## [Goal]
Can you list every line of the records below as a numbered list, without blank lines and without the pictures?

▽

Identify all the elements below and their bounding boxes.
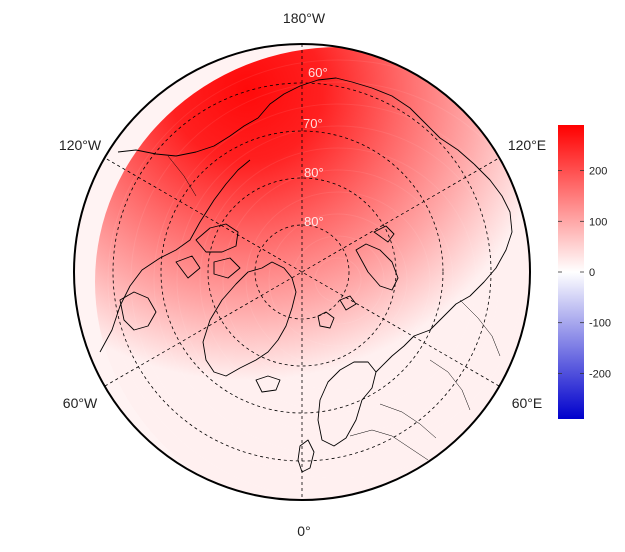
field-ring <box>291 235 385 325</box>
lon-label-bottom: 0° <box>297 523 310 539</box>
field-ring <box>153 103 523 457</box>
field-ring <box>199 147 477 413</box>
data-field <box>74 44 530 500</box>
svalbard-coast <box>317 295 357 329</box>
colorbar-tick-label: 200 <box>589 166 607 178</box>
alaska-coast <box>117 117 259 157</box>
lat-label-60: 60° <box>308 65 328 80</box>
lon-label-top: 180°W <box>283 10 326 26</box>
lat-circle-70 <box>207 177 397 367</box>
colorbar-gradient <box>558 125 584 419</box>
siberia-coast <box>371 87 475 165</box>
field-max-region <box>95 47 530 500</box>
uk-coast <box>297 439 315 473</box>
canada-archipelago-coast <box>175 223 241 279</box>
field-ring <box>268 213 408 347</box>
border-2 <box>379 403 437 439</box>
field-ring <box>176 125 500 435</box>
border-1 <box>349 429 429 461</box>
lon-label-lower-right: 60°E <box>512 395 543 411</box>
chukotka-coast <box>257 77 373 119</box>
colorbar-ticks: 200 100 0 -100 -200 <box>558 166 611 380</box>
field-ring <box>107 59 530 500</box>
border-3 <box>429 359 471 411</box>
lon-label-upper-right: 120°E <box>508 137 546 153</box>
longitude-labels: 180°W 120°W 120°E 60°W 60°E 0° <box>59 10 546 539</box>
border-4 <box>459 299 501 357</box>
meridian-60e-120w <box>104 157 500 387</box>
hudson-bay-coast <box>119 291 157 331</box>
meridian-60w-120e <box>104 157 500 387</box>
lon-label-lower-left: 60°W <box>63 395 98 411</box>
severnaya-zemlya-coast <box>373 225 395 243</box>
graticule <box>104 44 500 500</box>
coastlines <box>99 77 513 473</box>
map-border <box>73 43 531 501</box>
colorbar-tick-label: -200 <box>589 368 611 380</box>
colorbar-tick-label: 100 <box>589 216 607 228</box>
lat-label-80a: 80° <box>304 165 324 180</box>
colorbar-tick-label: 0 <box>589 267 595 279</box>
field-ring <box>222 169 454 391</box>
latitude-labels: 60° 70° 80° 80° <box>303 65 328 229</box>
novaya-zemlya-coast <box>355 243 399 291</box>
colorbar: 200 100 0 -100 -200 <box>558 125 611 419</box>
lat-circle-80 <box>254 224 350 320</box>
field-contour-rings <box>107 59 530 500</box>
field-ring <box>245 191 431 369</box>
field-ring <box>130 81 530 479</box>
lat-circle-60 <box>160 130 444 414</box>
eurasia-coast <box>375 163 513 373</box>
greenland-coast <box>202 261 297 377</box>
scandinavia-coast <box>317 361 377 447</box>
north-america-coast <box>99 159 251 353</box>
lon-label-upper-left: 120°W <box>59 137 102 153</box>
lat-label-80b: 80° <box>304 214 324 229</box>
iceland-coast <box>255 375 281 393</box>
colorbar-tick-label: -100 <box>589 318 611 330</box>
border-5 <box>167 155 197 197</box>
lat-label-70: 70° <box>303 116 323 131</box>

△

## [Exercise response]
1. Identify all the elements below and their bounding boxes.
2. field-ring <box>291 235 385 325</box>
3. lon-label-bottom: 0° <box>297 523 310 539</box>
4. field-ring <box>153 103 523 457</box>
5. field-ring <box>199 147 477 413</box>
6. data-field <box>74 44 530 500</box>
7. svalbard-coast <box>317 295 357 329</box>
8. colorbar-tick-label: 200 <box>589 166 607 178</box>
9. alaska-coast <box>117 117 259 157</box>
10. lat-label-60: 60° <box>308 65 328 80</box>
11. lon-label-top: 180°W <box>283 10 326 26</box>
12. lat-circle-70 <box>207 177 397 367</box>
13. colorbar-gradient <box>558 125 584 419</box>
14. siberia-coast <box>371 87 475 165</box>
15. field-max-region <box>95 47 530 500</box>
16. uk-coast <box>297 439 315 473</box>
17. canada-archipelago-coast <box>175 223 241 279</box>
18. field-ring <box>268 213 408 347</box>
19. border-2 <box>379 403 437 439</box>
20. field-ring <box>176 125 500 435</box>
21. border-1 <box>349 429 429 461</box>
22. lon-label-lower-right: 60°E <box>512 395 543 411</box>
23. chukotka-coast <box>257 77 373 119</box>
24. colorbar-ticks: 200 100 0 -100 -200 <box>558 166 611 380</box>
25. field-ring <box>107 59 530 500</box>
26. border-3 <box>429 359 471 411</box>
27. lon-label-upper-right: 120°E <box>508 137 546 153</box>
28. longitude-labels: 180°W 120°W 120°E 60°W 60°E 0° <box>59 10 546 539</box>
29. border-4 <box>459 299 501 357</box>
30. meridian-60e-120w <box>104 157 500 387</box>
31. hudson-bay-coast <box>119 291 157 331</box>
32. meridian-60w-120e <box>104 157 500 387</box>
33. lon-label-lower-left: 60°W <box>63 395 98 411</box>
34. severnaya-zemlya-coast <box>373 225 395 243</box>
35. graticule <box>104 44 500 500</box>
36. coastlines <box>99 77 513 473</box>
37. map-border <box>73 43 531 501</box>
38. colorbar-tick-label: -200 <box>589 368 611 380</box>
39. colorbar-tick-label: 100 <box>589 216 607 228</box>
40. lat-label-80a: 80° <box>304 165 324 180</box>
41. colorbar-tick-label: 0 <box>589 267 595 279</box>
42. field-ring <box>222 169 454 391</box>
43. latitude-labels: 60° 70° 80° 80° <box>303 65 328 229</box>
44. novaya-zemlya-coast <box>355 243 399 291</box>
45. colorbar: 200 100 0 -100 -200 <box>558 125 611 419</box>
46. lat-circle-80 <box>254 224 350 320</box>
47. field-contour-rings <box>107 59 530 500</box>
48. field-ring <box>245 191 431 369</box>
49. field-ring <box>130 81 530 479</box>
50. lat-circle-60 <box>160 130 444 414</box>
51. eurasia-coast <box>375 163 513 373</box>
52. greenland-coast <box>202 261 297 377</box>
53. scandinavia-coast <box>317 361 377 447</box>
54. north-america-coast <box>99 159 251 353</box>
55. lon-label-upper-left: 120°W <box>59 137 102 153</box>
56. lat-label-80b: 80° <box>304 214 324 229</box>
57. iceland-coast <box>255 375 281 393</box>
58. colorbar-tick-label: -100 <box>589 318 611 330</box>
59. border-5 <box>167 155 197 197</box>
60. lat-label-70: 70° <box>303 116 323 131</box>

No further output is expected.